#### [DIRECTIONS FOR THIS TASK]
Return the complete listing that follows, with each line reproduced exactly.

--- START MATERIAL PROVIDED ---

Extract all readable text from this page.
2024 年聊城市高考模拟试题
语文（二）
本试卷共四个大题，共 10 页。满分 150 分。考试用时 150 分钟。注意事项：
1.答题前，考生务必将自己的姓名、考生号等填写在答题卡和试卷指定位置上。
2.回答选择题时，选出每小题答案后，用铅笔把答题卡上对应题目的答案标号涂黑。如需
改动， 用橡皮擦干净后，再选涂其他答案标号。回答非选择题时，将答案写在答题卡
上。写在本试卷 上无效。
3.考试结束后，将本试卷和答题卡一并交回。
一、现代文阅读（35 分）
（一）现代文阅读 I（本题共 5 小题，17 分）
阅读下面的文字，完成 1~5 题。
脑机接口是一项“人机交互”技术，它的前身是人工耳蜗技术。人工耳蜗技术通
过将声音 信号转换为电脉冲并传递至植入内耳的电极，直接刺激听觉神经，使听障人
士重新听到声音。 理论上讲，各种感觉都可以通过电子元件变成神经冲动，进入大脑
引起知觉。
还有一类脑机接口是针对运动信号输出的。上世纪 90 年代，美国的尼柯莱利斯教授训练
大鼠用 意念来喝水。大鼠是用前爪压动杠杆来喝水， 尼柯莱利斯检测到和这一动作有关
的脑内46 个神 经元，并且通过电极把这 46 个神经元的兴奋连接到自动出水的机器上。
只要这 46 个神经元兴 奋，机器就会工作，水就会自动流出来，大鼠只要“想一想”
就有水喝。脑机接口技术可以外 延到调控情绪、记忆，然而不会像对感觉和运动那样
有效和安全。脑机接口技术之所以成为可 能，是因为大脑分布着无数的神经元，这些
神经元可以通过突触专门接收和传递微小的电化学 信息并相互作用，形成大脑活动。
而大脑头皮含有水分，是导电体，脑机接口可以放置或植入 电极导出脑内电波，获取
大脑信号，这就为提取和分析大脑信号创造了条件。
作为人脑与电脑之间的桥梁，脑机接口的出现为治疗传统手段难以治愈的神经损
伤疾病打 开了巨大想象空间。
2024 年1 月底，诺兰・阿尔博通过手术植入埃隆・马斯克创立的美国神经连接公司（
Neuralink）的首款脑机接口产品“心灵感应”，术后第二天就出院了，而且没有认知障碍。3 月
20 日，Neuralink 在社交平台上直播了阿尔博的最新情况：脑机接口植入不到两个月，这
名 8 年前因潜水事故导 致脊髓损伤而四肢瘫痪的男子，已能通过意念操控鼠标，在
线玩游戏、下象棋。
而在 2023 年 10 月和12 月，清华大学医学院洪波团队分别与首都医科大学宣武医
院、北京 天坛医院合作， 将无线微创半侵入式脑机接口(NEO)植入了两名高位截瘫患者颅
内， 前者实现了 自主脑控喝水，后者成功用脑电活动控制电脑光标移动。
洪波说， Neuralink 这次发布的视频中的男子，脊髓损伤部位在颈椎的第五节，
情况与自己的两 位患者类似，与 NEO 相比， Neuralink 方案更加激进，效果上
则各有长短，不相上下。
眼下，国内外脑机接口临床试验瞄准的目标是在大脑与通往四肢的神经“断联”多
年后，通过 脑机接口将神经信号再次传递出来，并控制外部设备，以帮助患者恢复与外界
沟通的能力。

--- END MATERIAL PROVIDED ---

#### [EXERCISE RESULT]
Extract all readable text from this page.
2024 年聊城市高考模拟试题
语文（二）
本试卷共四个大题，共 10 页。满分 150 分。考试用时 150 分钟。注意事项：
1.答题前，考生务必将自己的姓名、考生号等填写在答题卡和试卷指定位置上。
2.回答选择题时，选出每小题答案后，用铅笔把答题卡上对应题目的答案标号涂黑。如需
改动， 用橡皮擦干净后，再选涂其他答案标号。回答非选择题时，将答案写在答题卡
上。写在本试卷 上无效。
3.考试结束后，将本试卷和答题卡一并交回。
一、现代文阅读（35 分）
（一）现代文阅读 I（本题共 5 小题，17 分）
阅读下面的文字，完成 1~5 题。
脑机接口是一项“人机交互”技术，它的前身是人工耳蜗技术。人工耳蜗技术通
过将声音 信号转换为电脉冲并传递至植入内耳的电极，直接刺激听觉神经，使听障人
士重新听到声音。 理论上讲，各种感觉都可以通过电子元件变成神经冲动，进入大脑
引起知觉。
还有一类脑机接口是针对运动信号输出的。上世纪 90 年代，美国的尼柯莱利斯教授训练
大鼠用 意念来喝水。大鼠是用前爪压动杠杆来喝水， 尼柯莱利斯检测到和这一动作有关
的脑内46 个神 经元，并且通过电极把这 46 个神经元的兴奋连接到自动出水的机器上。
只要这 46 个神经元兴 奋，机器就会工作，水就会自动流出来，大鼠只要“想一想”
就有水喝。脑机接口技术可以外 延到调控情绪、记忆，然而不会像对感觉和运动那样
有效和安全。脑机接口技术之所以成为可 能，是因为大脑分布着无数的神经元，这些
神经元可以通过突触专门接收和传递微小的电化学 信息并相互作用，形成大脑活动。
而大脑头皮含有水分，是导电体，脑机接口可以放置或植入 电极导出脑内电波，获取
大脑信号，这就为提取和分析大脑信号创造了条件。
作为人脑与电脑之间的桥梁，脑机接口的出现为治疗传统手段难以治愈的神经损
伤疾病打 开了巨大想象空间。
2024 年1 月底，诺兰・阿尔博通过手术植入埃隆・马斯克创立的美国神经连接公司（
Neuralink）的首款脑机接口产品“心灵感应”，术后第二天就出院了，而且没有认知障碍。3 月
20 日，Neuralink 在社交平台上直播了阿尔博的最新情况：脑机接口植入不到两个月，这
名 8 年前因潜水事故导 致脊髓损伤而四肢瘫痪的男子，已能通过意念操控鼠标，在
线玩游戏、下象棋。
而在 2023 年 10 月和12 月，清华大学医学院洪波团队分别与首都医科大学宣武医
院、北京 天坛医院合作， 将无线微创半侵入式脑机接口(NEO)植入了两名高位截瘫患者颅
内， 前者实现了 自主脑控喝水，后者成功用脑电活动控制电脑光标移动。
洪波说， Neuralink 这次发布的视频中的男子，脊髓损伤部位在颈椎的第五节，
情况与自己的两 位患者类似，与 NEO 相比， Neuralink 方案更加激进，效果上
则各有长短，不相上下。
眼下，国内外脑机接口临床试验瞄准的目标是在大脑与通往四肢的神经“断联”多
年后，通过 脑机接口将神经信号再次传递出来，并控制外部设备，以帮助患者恢复与外界
沟通的能力。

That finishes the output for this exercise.